Andy Warhol’s estate is cashing out.
A quarter-century after the Pop artist died, his art foundation is about to upend the Warhol market by auctioning off the rest of his estate—including more than 20,000 works it expects to sell for a total of more than $100 million.
The Andy Warhol Foundation for the Visual Arts said Wednesday that it has enlisted Christie’s to help sell off its remaining inventory of silk-screen paintings, drawings, prints, collages, photographs and archival materials because it no longer wants to broker occasional sales of these objects on its own.
Chairman Michael Straus said the foundation aims to use the proceeds to increase its $225 million endowment and expand the scope of its art-related grant programs. “We’re converting art into money,” Mr. Straus said.
Warhol is one of the art market’s top commodities, and this selloff could significantly recalibrate his prices because the foundation is putting so many pieces into broader circulation for the first time. These include at least 350 paintings and 1,000 prints, plus thousands of drawings and unique photographs the artist took during his four-decade career.
Alberto Mugrabi, a New York dealer whose family owns at least 800 Warhols, said the estate has hinted for over a year that it might want to close up shop, and Mr. Mugrabi said he and a few other dealers offered to buy it, but the foundation declined. Now, he said, he worries the foundation will “dilute” the Warhol brand by flooding the market with too much material at once. “It’s ridiculous—they have a great product, and they’re pushing it out into the market like cattle,” he added.
Warhol’s prolific output has long been sifted and traded on varying levels, with collectors paying a premium for the 8,000 paintings and sculptures he produced between 1952 and his death in 1987. These still turn up at auction so consistently—about 200 works a year—that they have become a bellwether for the entire $25 billion art market. Last year alone, auctions sold $346 million worth of his art, according to Artnet, a database that tracks auction sales.
Five years ago, a collector paid Christie’s a record $71.7 million for a 1963 work, “Green Car Crash.”
But farther down the artistic food chain, there are plenty of collectors who continue to chase the more than 100,000 photographs, prints, film negatives and drawings on sketchpads that Warhol created alongside his best-known silk-screens of Hollywood starlets. Prices for these lesser-known works can fluctuate wildly from a few thousand dollars for a photograph to more than $5 million apiece for a drawing.

______

**SHORT PROBLEM A**
Copy the listing below verbatim, beginning with its first line and ending with the line that contains "- force-equation: F⃗M", including both of those lines.

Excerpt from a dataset
______

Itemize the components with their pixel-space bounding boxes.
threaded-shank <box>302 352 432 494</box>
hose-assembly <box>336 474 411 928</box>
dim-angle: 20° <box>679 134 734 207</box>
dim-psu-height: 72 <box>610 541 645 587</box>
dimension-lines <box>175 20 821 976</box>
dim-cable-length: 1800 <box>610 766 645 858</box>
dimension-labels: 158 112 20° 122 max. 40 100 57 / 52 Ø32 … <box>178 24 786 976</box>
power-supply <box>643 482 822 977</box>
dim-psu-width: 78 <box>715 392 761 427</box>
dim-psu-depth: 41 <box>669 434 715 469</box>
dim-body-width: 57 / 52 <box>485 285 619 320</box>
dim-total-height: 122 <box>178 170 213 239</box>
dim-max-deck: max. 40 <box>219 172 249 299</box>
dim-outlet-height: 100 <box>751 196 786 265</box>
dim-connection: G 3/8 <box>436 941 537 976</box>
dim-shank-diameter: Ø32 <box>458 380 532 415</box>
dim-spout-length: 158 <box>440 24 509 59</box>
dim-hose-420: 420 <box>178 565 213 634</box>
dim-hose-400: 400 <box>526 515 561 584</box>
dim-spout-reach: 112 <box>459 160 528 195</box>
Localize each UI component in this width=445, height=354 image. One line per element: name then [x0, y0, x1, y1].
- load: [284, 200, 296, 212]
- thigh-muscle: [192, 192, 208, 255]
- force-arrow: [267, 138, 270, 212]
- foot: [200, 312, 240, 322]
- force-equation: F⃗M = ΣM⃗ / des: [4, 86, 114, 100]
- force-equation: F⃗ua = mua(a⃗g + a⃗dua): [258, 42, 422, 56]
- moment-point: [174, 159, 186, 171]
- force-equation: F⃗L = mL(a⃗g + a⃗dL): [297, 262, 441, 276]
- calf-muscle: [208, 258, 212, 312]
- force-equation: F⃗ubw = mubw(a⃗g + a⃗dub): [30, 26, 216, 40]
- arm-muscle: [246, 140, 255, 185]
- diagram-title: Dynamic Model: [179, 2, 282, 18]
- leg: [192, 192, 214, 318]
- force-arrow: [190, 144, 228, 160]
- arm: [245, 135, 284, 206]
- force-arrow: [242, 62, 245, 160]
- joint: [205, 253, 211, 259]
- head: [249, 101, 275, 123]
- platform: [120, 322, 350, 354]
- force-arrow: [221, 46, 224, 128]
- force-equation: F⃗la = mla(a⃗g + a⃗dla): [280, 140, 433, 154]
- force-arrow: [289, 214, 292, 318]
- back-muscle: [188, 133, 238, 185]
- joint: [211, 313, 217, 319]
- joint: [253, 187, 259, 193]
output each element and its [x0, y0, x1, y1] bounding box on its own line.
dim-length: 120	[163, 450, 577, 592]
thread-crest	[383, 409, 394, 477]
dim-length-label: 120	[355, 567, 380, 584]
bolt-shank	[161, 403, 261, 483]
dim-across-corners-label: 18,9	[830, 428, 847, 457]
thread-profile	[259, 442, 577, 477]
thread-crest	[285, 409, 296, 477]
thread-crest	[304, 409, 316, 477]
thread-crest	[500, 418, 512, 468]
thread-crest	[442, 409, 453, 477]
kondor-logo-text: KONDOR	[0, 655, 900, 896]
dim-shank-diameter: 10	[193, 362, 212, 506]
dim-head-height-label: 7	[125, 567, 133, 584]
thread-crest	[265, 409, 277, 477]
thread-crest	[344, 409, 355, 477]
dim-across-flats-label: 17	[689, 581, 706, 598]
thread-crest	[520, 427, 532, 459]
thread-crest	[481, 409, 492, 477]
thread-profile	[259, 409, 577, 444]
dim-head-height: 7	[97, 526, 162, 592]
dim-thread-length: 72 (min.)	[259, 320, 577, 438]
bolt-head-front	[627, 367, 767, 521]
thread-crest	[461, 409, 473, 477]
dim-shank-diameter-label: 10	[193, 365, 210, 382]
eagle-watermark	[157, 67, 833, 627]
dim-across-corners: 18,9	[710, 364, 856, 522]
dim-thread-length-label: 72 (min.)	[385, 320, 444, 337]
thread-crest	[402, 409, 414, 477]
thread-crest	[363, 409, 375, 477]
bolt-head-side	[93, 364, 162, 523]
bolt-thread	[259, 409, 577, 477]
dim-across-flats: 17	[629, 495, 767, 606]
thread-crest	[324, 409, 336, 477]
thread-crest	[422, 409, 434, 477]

______

**SHORT PROBLEM B**
In the article on the Warhol estate sale, what is the size of the foundation's current endowment?

**WORKED SOLUTION A**
Itemize the components with their pixel-space bounding boxes.
threaded-shank <box>302 352 432 494</box>
hose-assembly <box>336 474 411 928</box>
dim-angle: 20° <box>679 134 734 207</box>
dim-psu-height: 72 <box>610 541 645 587</box>
dimension-lines <box>175 20 821 976</box>
dim-cable-length: 1800 <box>610 766 645 858</box>
dimension-labels: 158 112 20° 122 max. 40 100 57 / 52 Ø32 … <box>178 24 786 976</box>
power-supply <box>643 482 822 977</box>
dim-psu-width: 78 <box>715 392 761 427</box>
dim-psu-depth: 41 <box>669 434 715 469</box>
dim-body-width: 57 / 52 <box>485 285 619 320</box>
dim-total-height: 122 <box>178 170 213 239</box>
dim-max-deck: max. 40 <box>219 172 249 299</box>
dim-outlet-height: 100 <box>751 196 786 265</box>
dim-connection: G 3/8 <box>436 941 537 976</box>
dim-shank-diameter: Ø32 <box>458 380 532 415</box>
dim-spout-length: 158 <box>440 24 509 59</box>
dim-hose-420: 420 <box>178 565 213 634</box>
dim-hose-400: 400 <box>526 515 561 584</box>
dim-spout-reach: 112 <box>459 160 528 195</box>
Localize each UI component in this width=445, height=354 image. One line per element: name then [x0, y0, x1, y1].
- load: [284, 200, 296, 212]
- thigh-muscle: [192, 192, 208, 255]
- force-arrow: [267, 138, 270, 212]
- foot: [200, 312, 240, 322]
- force-equation: F⃗M = ΣM⃗ / des: [4, 86, 114, 100]

**WORKED SOLUTION B**
$225 million